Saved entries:
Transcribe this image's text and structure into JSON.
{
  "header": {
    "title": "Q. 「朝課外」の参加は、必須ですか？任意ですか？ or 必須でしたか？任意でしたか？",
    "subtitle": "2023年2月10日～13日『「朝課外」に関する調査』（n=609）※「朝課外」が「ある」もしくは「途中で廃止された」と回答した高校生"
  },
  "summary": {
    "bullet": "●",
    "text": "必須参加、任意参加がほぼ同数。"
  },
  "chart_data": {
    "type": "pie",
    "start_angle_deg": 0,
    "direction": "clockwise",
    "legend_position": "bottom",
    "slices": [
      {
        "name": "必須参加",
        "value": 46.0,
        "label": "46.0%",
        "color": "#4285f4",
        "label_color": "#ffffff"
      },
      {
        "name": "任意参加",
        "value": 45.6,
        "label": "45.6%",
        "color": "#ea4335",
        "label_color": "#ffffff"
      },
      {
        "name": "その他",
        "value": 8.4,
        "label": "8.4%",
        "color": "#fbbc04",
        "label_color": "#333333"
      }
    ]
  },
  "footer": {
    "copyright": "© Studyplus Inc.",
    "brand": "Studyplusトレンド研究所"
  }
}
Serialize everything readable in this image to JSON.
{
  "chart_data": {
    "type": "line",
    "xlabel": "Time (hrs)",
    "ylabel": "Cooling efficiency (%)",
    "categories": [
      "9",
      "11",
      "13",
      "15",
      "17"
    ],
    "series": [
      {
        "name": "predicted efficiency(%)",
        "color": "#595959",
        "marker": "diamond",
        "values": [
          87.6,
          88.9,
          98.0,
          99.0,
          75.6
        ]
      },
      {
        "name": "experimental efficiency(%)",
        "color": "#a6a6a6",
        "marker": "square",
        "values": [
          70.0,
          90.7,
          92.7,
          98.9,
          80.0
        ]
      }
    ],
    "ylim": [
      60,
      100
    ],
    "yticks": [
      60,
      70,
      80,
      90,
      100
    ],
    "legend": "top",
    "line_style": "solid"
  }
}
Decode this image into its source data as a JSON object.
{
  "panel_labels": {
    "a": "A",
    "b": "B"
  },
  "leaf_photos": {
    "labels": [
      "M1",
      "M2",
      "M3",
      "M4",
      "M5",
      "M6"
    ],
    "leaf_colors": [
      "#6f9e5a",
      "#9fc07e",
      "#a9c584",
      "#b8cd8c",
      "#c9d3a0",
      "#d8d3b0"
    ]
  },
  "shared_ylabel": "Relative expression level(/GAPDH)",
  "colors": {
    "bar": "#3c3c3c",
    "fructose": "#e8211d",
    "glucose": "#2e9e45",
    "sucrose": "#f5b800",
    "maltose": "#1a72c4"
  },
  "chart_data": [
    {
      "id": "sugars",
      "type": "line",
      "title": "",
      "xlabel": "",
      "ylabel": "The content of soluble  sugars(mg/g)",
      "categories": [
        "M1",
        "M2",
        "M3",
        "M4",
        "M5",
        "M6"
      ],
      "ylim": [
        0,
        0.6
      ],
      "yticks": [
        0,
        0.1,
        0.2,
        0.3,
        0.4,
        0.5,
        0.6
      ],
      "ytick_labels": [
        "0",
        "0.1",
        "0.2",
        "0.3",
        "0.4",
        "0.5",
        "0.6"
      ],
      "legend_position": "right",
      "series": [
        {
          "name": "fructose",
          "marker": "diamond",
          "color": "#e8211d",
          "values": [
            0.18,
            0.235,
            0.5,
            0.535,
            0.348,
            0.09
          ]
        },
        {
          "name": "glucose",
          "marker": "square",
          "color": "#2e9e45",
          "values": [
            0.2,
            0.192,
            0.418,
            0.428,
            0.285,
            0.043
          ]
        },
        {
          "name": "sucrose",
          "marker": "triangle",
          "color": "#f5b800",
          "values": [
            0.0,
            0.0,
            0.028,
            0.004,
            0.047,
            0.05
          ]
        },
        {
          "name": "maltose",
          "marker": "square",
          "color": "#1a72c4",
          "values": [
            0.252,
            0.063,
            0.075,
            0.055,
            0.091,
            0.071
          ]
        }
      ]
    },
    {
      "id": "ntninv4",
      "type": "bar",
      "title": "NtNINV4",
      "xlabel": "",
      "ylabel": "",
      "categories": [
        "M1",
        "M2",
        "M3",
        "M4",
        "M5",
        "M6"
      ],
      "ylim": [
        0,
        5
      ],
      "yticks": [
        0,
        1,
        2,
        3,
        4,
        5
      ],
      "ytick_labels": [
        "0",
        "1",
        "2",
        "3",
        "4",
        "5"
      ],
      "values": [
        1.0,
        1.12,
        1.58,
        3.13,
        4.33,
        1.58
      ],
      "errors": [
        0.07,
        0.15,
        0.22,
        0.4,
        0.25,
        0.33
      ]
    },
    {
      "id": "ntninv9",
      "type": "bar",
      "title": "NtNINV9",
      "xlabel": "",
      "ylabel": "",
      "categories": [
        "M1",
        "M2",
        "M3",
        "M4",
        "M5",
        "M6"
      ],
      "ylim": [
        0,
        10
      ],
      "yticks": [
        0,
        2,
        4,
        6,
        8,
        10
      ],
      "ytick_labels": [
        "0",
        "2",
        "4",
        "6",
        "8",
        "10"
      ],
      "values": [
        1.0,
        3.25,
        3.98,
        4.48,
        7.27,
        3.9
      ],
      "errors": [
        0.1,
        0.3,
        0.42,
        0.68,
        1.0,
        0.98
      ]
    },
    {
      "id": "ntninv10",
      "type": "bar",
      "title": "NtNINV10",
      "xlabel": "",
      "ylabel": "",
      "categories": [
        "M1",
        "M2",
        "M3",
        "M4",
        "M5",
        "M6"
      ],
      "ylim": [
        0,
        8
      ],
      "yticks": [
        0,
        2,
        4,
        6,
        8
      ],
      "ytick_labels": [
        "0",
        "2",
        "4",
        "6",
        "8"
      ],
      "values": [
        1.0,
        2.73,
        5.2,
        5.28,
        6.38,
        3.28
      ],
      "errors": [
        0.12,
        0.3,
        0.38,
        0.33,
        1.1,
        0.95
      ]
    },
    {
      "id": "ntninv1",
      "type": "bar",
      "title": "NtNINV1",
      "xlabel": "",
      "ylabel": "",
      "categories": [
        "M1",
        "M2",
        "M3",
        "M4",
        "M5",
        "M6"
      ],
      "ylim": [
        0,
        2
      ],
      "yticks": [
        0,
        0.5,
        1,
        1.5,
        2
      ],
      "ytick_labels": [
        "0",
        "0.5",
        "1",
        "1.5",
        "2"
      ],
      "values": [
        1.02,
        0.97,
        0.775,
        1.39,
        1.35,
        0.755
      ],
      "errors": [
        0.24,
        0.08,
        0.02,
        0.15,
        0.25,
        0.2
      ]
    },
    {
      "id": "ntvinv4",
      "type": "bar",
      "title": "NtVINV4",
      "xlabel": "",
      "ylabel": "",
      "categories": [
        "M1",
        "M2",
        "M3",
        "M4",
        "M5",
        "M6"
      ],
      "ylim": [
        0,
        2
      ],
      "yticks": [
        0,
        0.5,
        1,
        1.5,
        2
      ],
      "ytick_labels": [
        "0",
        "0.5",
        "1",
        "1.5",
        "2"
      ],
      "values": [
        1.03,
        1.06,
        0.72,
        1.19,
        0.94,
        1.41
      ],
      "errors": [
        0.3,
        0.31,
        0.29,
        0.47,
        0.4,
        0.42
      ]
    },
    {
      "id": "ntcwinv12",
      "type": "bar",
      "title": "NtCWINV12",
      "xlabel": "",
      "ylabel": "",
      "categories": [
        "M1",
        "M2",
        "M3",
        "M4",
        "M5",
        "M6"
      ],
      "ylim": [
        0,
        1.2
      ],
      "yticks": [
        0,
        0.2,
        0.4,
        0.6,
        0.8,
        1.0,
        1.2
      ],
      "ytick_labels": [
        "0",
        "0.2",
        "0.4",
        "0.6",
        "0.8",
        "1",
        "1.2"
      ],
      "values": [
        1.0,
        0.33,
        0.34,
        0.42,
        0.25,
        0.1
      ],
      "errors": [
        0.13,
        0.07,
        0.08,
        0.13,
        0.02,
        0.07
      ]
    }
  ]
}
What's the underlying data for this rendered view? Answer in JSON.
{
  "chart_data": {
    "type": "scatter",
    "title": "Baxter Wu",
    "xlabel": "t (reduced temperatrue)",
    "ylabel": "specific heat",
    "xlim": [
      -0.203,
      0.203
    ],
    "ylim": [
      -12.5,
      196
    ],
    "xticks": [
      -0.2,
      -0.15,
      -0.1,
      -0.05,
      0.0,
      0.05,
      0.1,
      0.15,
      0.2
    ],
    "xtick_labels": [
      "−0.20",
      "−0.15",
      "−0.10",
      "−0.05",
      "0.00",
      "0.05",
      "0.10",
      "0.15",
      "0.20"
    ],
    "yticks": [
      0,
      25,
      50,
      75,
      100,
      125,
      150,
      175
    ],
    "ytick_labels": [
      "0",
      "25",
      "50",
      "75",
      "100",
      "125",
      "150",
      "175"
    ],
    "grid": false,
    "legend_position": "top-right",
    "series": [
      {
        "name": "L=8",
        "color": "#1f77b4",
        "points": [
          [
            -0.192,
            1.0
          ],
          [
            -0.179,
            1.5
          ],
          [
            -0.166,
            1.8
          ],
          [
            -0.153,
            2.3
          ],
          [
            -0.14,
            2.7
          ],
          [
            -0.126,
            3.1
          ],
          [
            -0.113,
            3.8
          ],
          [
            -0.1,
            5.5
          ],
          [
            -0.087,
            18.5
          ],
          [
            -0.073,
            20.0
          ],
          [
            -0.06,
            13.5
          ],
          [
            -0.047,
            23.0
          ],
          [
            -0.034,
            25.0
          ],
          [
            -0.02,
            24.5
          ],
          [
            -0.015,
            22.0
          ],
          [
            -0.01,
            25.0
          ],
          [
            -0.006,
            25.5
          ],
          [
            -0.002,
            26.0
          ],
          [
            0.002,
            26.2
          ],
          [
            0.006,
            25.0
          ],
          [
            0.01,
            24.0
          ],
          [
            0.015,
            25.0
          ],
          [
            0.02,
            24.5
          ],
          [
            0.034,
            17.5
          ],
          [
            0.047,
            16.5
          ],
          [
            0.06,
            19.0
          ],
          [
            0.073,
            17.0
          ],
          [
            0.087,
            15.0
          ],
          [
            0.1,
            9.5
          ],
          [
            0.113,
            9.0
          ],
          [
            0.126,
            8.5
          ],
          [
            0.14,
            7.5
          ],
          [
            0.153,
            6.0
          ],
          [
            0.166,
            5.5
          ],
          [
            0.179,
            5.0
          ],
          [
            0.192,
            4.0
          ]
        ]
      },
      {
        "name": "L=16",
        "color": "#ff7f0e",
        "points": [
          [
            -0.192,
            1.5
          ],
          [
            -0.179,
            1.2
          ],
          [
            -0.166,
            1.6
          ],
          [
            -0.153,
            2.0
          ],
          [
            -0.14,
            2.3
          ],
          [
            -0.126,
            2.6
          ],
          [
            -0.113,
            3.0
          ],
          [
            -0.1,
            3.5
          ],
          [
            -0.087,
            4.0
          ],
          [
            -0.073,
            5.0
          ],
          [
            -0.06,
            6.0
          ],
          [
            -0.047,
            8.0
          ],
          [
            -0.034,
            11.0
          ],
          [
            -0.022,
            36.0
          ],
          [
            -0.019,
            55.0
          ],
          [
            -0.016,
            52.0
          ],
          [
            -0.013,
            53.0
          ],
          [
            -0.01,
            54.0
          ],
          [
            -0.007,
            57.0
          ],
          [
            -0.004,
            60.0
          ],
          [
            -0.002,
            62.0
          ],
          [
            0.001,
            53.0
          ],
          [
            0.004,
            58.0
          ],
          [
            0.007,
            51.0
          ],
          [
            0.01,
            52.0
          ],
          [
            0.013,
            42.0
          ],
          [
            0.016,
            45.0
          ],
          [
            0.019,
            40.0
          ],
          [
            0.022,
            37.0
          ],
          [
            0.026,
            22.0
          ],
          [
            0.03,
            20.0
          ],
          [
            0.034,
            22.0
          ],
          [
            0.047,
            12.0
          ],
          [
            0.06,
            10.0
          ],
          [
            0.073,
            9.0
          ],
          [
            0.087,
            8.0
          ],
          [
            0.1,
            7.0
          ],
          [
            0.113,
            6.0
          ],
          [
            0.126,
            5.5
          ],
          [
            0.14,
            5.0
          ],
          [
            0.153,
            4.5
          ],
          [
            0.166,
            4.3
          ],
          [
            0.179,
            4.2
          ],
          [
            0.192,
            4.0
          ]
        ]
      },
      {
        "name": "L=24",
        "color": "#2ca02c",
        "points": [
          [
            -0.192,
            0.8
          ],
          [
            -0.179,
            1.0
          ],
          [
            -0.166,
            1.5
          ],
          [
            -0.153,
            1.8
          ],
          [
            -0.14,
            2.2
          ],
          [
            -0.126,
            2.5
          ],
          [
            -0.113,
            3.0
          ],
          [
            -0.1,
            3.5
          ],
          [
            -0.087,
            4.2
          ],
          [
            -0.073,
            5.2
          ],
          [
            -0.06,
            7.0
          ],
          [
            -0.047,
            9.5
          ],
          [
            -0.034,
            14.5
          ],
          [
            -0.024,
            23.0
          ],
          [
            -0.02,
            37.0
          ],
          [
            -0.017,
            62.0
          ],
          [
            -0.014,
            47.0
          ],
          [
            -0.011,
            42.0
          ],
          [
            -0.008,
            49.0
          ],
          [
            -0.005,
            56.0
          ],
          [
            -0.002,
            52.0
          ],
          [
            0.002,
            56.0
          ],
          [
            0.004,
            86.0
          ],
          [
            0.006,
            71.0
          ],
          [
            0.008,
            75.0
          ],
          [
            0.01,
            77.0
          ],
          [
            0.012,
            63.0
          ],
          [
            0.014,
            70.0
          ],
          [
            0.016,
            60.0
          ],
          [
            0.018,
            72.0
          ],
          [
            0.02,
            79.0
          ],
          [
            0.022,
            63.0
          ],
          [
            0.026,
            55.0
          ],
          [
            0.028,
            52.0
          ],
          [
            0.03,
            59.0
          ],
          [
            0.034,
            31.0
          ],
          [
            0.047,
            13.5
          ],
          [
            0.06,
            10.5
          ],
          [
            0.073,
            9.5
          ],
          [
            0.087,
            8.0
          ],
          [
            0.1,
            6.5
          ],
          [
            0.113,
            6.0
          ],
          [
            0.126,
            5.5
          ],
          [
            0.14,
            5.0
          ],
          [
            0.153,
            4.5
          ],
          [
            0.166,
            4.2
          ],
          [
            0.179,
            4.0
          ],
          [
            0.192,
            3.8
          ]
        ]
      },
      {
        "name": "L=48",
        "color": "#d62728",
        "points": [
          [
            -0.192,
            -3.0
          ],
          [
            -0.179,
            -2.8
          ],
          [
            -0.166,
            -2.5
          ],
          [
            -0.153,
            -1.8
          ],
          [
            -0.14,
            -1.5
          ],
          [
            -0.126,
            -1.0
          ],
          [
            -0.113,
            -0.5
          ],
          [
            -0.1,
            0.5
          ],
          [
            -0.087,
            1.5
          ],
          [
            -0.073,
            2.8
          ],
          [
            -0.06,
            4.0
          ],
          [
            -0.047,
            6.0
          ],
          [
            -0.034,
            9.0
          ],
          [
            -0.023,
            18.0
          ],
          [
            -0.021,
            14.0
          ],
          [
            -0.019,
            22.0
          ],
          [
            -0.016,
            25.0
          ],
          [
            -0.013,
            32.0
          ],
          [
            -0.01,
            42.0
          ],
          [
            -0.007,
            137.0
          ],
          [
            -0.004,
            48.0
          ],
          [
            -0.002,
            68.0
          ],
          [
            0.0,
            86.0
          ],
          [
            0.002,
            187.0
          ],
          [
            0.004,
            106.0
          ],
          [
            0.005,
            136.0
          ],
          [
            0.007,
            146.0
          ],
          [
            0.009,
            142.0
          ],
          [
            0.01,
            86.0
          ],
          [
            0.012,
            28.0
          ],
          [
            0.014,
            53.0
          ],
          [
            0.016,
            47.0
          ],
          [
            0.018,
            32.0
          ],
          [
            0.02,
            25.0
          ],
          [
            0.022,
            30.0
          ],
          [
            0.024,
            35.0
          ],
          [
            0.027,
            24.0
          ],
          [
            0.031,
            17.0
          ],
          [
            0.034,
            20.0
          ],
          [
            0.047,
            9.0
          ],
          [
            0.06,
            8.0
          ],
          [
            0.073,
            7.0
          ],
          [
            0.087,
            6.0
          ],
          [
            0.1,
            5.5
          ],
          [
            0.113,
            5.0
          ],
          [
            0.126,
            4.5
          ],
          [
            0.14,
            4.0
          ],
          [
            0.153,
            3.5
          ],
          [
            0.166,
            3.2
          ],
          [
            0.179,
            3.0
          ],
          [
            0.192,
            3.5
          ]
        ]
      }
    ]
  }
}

Set task >> Using the material above, gather every line that includes "marker".

The solution >>
        "marker": "diamond",
        "marker": "square",
          "marker": "diamond",
          "marker": "square",
          "marker": "triangle",
          "marker": "square",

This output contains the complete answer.